═══ RAW DATA ═══

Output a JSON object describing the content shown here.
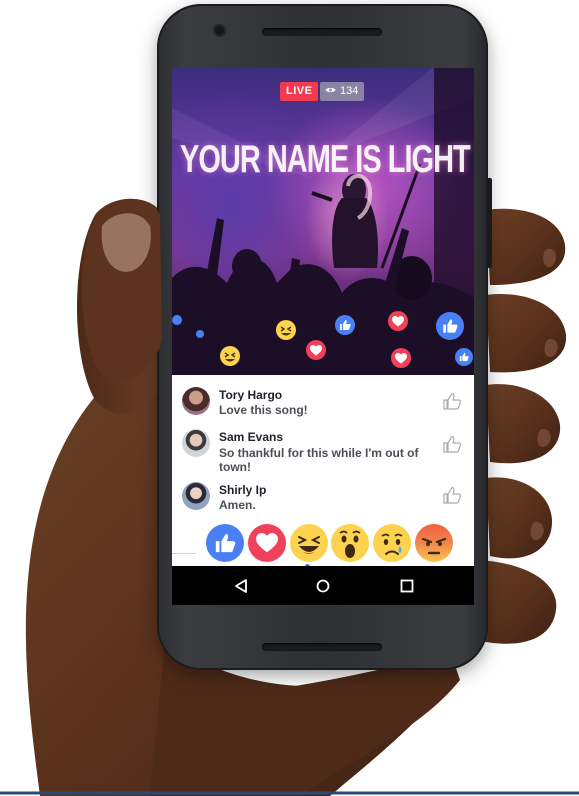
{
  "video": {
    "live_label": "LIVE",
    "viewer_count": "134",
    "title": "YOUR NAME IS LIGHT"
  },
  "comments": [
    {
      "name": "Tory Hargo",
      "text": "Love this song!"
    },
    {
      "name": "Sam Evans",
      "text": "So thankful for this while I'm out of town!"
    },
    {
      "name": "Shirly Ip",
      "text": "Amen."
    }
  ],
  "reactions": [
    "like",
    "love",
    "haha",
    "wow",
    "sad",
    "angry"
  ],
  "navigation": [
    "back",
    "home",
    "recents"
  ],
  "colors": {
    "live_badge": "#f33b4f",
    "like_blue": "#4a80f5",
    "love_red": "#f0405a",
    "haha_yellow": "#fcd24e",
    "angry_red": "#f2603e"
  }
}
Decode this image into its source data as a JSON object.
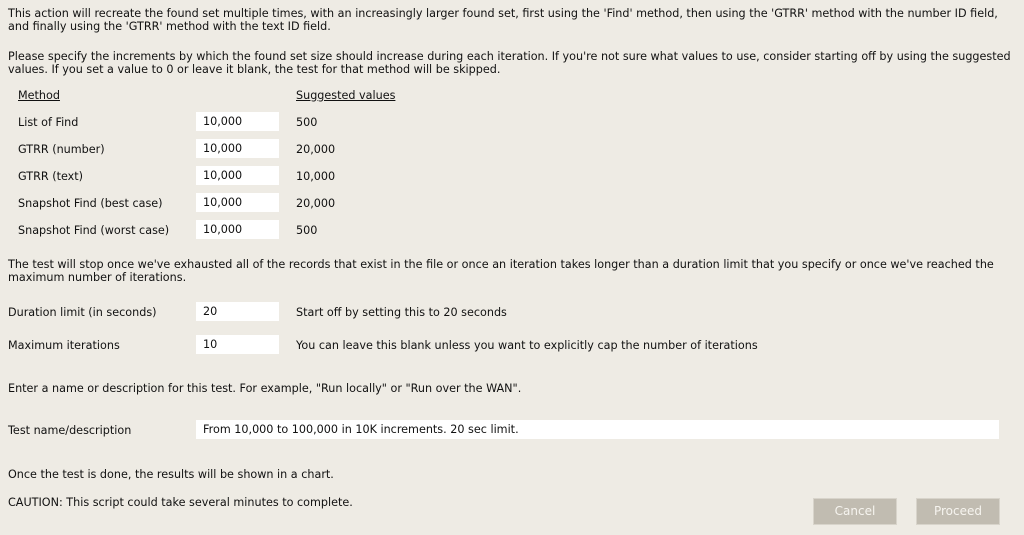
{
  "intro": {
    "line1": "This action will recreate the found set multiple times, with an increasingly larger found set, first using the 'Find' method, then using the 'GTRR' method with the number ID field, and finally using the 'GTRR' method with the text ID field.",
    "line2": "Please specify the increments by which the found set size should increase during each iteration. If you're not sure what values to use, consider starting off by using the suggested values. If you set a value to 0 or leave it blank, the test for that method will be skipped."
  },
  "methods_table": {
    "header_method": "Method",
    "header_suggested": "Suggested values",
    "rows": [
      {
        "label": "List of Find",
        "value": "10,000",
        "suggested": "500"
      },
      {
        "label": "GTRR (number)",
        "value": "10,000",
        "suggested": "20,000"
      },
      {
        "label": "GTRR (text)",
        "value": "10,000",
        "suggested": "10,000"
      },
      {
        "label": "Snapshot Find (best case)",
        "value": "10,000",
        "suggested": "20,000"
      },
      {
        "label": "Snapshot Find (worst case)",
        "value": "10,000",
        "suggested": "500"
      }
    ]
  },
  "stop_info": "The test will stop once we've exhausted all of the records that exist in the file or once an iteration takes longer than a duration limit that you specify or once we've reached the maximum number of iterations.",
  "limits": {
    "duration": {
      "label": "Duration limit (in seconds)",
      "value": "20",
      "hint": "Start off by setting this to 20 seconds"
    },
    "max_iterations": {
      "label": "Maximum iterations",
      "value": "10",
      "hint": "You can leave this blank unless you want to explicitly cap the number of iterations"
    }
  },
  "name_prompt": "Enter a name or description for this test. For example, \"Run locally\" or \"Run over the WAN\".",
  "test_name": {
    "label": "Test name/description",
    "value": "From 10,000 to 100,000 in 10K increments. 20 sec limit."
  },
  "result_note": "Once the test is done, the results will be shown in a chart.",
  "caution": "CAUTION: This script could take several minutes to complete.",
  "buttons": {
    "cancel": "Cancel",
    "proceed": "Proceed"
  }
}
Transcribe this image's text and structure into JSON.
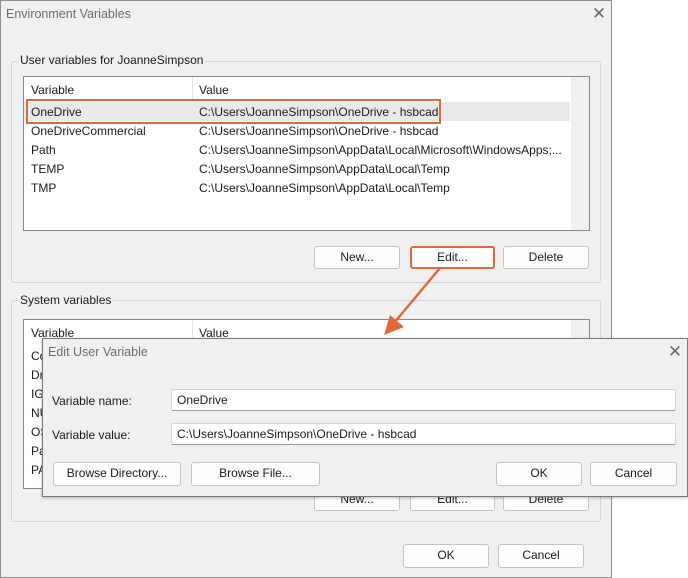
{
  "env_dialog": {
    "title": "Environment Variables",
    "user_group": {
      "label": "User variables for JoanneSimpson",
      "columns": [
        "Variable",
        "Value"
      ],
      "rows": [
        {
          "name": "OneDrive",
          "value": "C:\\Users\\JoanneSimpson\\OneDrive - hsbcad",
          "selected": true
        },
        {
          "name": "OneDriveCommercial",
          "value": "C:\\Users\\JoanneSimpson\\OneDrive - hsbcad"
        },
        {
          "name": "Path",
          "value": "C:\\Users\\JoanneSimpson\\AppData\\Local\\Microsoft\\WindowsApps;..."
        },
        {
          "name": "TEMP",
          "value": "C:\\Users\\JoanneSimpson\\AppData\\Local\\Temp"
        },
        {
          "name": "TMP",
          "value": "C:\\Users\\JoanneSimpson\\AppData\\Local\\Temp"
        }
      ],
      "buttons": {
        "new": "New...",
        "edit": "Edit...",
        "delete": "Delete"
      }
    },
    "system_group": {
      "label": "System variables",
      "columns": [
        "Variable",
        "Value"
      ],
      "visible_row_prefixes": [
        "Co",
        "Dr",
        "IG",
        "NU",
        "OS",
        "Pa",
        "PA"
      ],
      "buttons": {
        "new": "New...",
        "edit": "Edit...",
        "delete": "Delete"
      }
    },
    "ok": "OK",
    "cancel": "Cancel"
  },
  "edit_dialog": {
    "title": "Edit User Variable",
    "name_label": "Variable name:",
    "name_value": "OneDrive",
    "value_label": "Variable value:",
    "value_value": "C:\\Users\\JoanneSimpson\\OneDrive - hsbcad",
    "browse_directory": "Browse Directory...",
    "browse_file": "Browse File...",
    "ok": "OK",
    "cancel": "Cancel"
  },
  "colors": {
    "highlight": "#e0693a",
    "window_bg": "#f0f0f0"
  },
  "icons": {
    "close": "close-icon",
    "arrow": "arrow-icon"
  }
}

═══

WHAT IS BEING ASKED:
Quote all the lines above exactly as given. Do not include the pictures.

WRITTEN SOLUTION:
Output a JSON object describing the content shown here.
{
  "video": {
    "live_label": "LIVE",
    "viewer_count": "134",
    "title": "YOUR NAME IS LIGHT"
  },
  "comments": [
    {
      "name": "Tory Hargo",
      "text": "Love this song!"
    },
    {
      "name": "Sam Evans",
      "text": "So thankful for this while I'm out of town!"
    },
    {
      "name": "Shirly Ip",
      "text": "Amen."
    }
  ],
  "reactions": [
    "like",
    "love",
    "haha",
    "wow",
    "sad",
    "angry"
  ],
  "navigation": [
    "back",
    "home",
    "recents"
  ],
  "colors": {
    "live_badge": "#f33b4f",
    "like_blue": "#4a80f5",
    "love_red": "#f0405a",
    "haha_yellow": "#fcd24e",
    "angry_red": "#f2603e"
  }
}
Decode this image into its source data as a JSON object.
{
  "intro": {
    "line1": "This action will recreate the found set multiple times, with an increasingly larger found set, first using the 'Find' method, then using the 'GTRR' method with the number ID field, and finally using the 'GTRR' method with the text ID field.",
    "line2": "Please specify the increments by which the found set size should increase during each iteration. If you're not sure what values to use, consider starting off by using the suggested values. If you set a value to 0 or leave it blank, the test for that method will be skipped."
  },
  "methods_table": {
    "header_method": "Method",
    "header_suggested": "Suggested values",
    "rows": [
      {
        "label": "List of Find",
        "value": "10,000",
        "suggested": "500"
      },
      {
        "label": "GTRR (number)",
        "value": "10,000",
        "suggested": "20,000"
      },
      {
        "label": "GTRR (text)",
        "value": "10,000",
        "suggested": "10,000"
      },
      {
        "label": "Snapshot Find (best case)",
        "value": "10,000",
        "suggested": "20,000"
      },
      {
        "label": "Snapshot Find (worst case)",
        "value": "10,000",
        "suggested": "500"
      }
    ]
  },
  "stop_info": "The test will stop once we've exhausted all of the records that exist in the file or once an iteration takes longer than a duration limit that you specify or once we've reached the maximum number of iterations.",
  "limits": {
    "duration": {
      "label": "Duration limit (in seconds)",
      "value": "20",
      "hint": "Start off by setting this to 20 seconds"
    },
    "max_iterations": {
      "label": "Maximum iterations",
      "value": "10",
      "hint": "You can leave this blank unless you want to explicitly cap the number of iterations"
    }
  },
  "name_prompt": "Enter a name or description for this test. For example, \"Run locally\" or \"Run over the WAN\".",
  "test_name": {
    "label": "Test name/description",
    "value": "From 10,000 to 100,000 in 10K increments. 20 sec limit."
  },
  "result_note": "Once the test is done, the results will be shown in a chart.",
  "caution": "CAUTION: This script could take several minutes to complete.",
  "buttons": {
    "cancel": "Cancel",
    "proceed": "Proceed"
  }
}
Transcribe this image's text and structure into JSON.
{
  "env_dialog": {
    "title": "Environment Variables",
    "user_group": {
      "label": "User variables for JoanneSimpson",
      "columns": [
        "Variable",
        "Value"
      ],
      "rows": [
        {
          "name": "OneDrive",
          "value": "C:\\Users\\JoanneSimpson\\OneDrive - hsbcad",
          "selected": true
        },
        {
          "name": "OneDriveCommercial",
          "value": "C:\\Users\\JoanneSimpson\\OneDrive - hsbcad"
        },
        {
          "name": "Path",
          "value": "C:\\Users\\JoanneSimpson\\AppData\\Local\\Microsoft\\WindowsApps;..."
        },
        {
          "name": "TEMP",
          "value": "C:\\Users\\JoanneSimpson\\AppData\\Local\\Temp"
        },
        {
          "name": "TMP",
          "value": "C:\\Users\\JoanneSimpson\\AppData\\Local\\Temp"
        }
      ],
      "buttons": {
        "new": "New...",
        "edit": "Edit...",
        "delete": "Delete"
      }
    },
    "system_group": {
      "label": "System variables",
      "columns": [
        "Variable",
        "Value"
      ],
      "visible_row_prefixes": [
        "Co",
        "Dr",
        "IG",
        "NU",
        "OS",
        "Pa",
        "PA"
      ],
      "buttons": {
        "new": "New...",
        "edit": "Edit...",
        "delete": "Delete"
      }
    },
    "ok": "OK",
    "cancel": "Cancel"
  },
  "edit_dialog": {
    "title": "Edit User Variable",
    "name_label": "Variable name:",
    "name_value": "OneDrive",
    "value_label": "Variable value:",
    "value_value": "C:\\Users\\JoanneSimpson\\OneDrive - hsbcad",
    "browse_directory": "Browse Directory...",
    "browse_file": "Browse File...",
    "ok": "OK",
    "cancel": "Cancel"
  },
  "colors": {
    "highlight": "#e0693a",
    "window_bg": "#f0f0f0"
  },
  "icons": {
    "close": "close-icon",
    "arrow": "arrow-icon"
  }
}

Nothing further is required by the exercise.